[Directions] Where a line in the listing contains the string "true", copy that line out.

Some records
--------
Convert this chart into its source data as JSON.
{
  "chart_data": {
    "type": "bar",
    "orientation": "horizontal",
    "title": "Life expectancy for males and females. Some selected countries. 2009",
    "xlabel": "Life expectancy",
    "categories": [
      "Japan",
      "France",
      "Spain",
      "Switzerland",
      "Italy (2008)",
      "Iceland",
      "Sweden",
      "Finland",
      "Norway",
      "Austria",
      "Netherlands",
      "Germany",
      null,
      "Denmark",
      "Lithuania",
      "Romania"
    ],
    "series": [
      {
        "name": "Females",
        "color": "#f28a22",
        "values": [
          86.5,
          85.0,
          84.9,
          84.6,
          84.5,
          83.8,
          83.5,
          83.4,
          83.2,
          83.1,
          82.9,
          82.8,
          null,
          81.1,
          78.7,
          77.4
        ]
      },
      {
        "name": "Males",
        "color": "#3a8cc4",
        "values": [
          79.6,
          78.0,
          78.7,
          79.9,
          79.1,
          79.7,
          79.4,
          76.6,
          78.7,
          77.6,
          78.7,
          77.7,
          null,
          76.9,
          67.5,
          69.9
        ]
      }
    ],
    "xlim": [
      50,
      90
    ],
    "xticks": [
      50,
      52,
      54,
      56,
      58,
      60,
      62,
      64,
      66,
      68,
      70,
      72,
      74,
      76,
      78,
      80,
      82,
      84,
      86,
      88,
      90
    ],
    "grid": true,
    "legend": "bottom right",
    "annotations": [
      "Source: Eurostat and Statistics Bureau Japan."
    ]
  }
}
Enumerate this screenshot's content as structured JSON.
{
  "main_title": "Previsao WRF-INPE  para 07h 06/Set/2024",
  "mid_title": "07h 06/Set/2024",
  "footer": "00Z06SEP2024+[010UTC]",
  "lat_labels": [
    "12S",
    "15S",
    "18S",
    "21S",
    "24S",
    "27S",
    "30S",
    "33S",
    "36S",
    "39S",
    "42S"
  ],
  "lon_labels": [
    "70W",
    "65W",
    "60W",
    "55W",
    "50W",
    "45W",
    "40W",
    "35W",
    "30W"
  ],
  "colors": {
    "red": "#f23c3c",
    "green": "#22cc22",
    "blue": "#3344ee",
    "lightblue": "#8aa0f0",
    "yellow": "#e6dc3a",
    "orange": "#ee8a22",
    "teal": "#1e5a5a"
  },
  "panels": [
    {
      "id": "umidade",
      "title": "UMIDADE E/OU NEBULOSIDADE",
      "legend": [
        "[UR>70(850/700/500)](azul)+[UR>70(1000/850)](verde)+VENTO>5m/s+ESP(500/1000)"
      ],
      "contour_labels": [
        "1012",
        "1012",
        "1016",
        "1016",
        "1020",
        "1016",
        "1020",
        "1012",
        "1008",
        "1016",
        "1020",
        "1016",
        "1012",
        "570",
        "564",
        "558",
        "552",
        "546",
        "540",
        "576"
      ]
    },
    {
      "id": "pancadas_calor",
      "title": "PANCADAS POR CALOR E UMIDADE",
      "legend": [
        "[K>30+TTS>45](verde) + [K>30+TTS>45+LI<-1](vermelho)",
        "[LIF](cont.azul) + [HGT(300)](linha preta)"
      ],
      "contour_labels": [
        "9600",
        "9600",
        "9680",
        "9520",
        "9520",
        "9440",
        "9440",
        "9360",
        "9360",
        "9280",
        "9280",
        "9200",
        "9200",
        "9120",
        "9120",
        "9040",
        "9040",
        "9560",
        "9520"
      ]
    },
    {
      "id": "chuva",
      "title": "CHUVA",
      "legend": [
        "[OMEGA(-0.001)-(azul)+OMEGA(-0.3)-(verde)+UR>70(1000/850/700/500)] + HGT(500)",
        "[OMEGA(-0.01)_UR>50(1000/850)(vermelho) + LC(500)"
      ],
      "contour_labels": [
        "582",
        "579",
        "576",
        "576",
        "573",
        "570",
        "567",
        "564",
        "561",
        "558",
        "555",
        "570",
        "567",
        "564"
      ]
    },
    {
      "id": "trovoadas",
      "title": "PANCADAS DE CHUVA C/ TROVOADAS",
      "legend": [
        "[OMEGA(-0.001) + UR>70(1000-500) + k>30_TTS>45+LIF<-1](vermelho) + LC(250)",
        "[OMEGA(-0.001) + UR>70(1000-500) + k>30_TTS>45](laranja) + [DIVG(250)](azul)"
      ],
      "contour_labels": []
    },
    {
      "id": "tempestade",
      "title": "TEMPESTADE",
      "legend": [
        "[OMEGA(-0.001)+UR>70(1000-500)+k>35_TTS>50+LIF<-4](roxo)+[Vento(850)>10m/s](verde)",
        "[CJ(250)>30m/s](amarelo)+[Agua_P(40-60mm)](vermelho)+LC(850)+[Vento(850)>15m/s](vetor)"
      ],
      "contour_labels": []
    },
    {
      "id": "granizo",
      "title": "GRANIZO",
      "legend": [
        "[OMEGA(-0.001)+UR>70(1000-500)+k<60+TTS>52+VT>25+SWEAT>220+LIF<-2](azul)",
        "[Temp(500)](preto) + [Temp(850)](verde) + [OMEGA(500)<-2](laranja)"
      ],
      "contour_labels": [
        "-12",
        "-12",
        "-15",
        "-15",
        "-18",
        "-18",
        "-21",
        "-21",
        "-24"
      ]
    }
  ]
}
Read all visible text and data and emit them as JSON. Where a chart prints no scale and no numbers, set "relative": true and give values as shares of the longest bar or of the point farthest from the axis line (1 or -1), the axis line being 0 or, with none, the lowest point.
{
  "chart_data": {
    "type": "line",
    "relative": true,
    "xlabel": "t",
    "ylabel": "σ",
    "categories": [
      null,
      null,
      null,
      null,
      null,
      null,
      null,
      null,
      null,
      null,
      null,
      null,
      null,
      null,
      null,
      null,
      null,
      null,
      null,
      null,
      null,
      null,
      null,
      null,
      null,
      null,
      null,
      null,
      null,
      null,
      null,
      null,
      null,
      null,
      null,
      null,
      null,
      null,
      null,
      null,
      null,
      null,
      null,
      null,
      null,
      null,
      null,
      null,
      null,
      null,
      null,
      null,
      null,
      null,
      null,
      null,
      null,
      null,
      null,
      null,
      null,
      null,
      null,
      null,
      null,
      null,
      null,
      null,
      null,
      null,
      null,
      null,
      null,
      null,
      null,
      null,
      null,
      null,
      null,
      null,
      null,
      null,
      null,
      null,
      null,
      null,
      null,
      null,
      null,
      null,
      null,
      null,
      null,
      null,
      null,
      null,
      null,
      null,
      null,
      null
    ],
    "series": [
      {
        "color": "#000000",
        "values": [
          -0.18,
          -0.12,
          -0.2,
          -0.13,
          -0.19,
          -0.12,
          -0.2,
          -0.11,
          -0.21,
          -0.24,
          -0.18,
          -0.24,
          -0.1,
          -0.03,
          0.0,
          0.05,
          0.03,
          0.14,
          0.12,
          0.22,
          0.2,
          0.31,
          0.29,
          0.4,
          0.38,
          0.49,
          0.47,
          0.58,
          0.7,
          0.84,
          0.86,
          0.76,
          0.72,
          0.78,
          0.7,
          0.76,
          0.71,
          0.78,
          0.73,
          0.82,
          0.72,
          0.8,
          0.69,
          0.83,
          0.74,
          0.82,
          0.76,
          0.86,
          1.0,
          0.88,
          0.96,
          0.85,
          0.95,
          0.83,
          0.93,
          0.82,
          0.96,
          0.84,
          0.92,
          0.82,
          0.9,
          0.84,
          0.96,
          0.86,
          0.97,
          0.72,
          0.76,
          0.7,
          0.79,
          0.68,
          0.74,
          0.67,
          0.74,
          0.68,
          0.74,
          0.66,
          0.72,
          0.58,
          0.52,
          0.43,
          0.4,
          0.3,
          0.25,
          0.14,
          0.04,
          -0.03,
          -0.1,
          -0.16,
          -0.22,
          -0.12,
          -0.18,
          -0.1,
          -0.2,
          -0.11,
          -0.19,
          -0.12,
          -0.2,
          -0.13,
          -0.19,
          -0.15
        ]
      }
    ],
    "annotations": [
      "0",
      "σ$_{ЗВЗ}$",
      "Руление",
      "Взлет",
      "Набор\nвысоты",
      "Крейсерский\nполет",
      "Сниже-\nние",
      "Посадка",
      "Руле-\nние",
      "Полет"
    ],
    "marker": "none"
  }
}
--------
[Exercise output]
    "grid": true,
Read all visible text and data and emit them as JSON. Where a chart prints no scale and no numbers, set "relative": true and give values as shares of the longest bar or of the point farthest from the axis line (1 or -1), the axis line being 0 or, with none, the lowest point.
    "relative": true,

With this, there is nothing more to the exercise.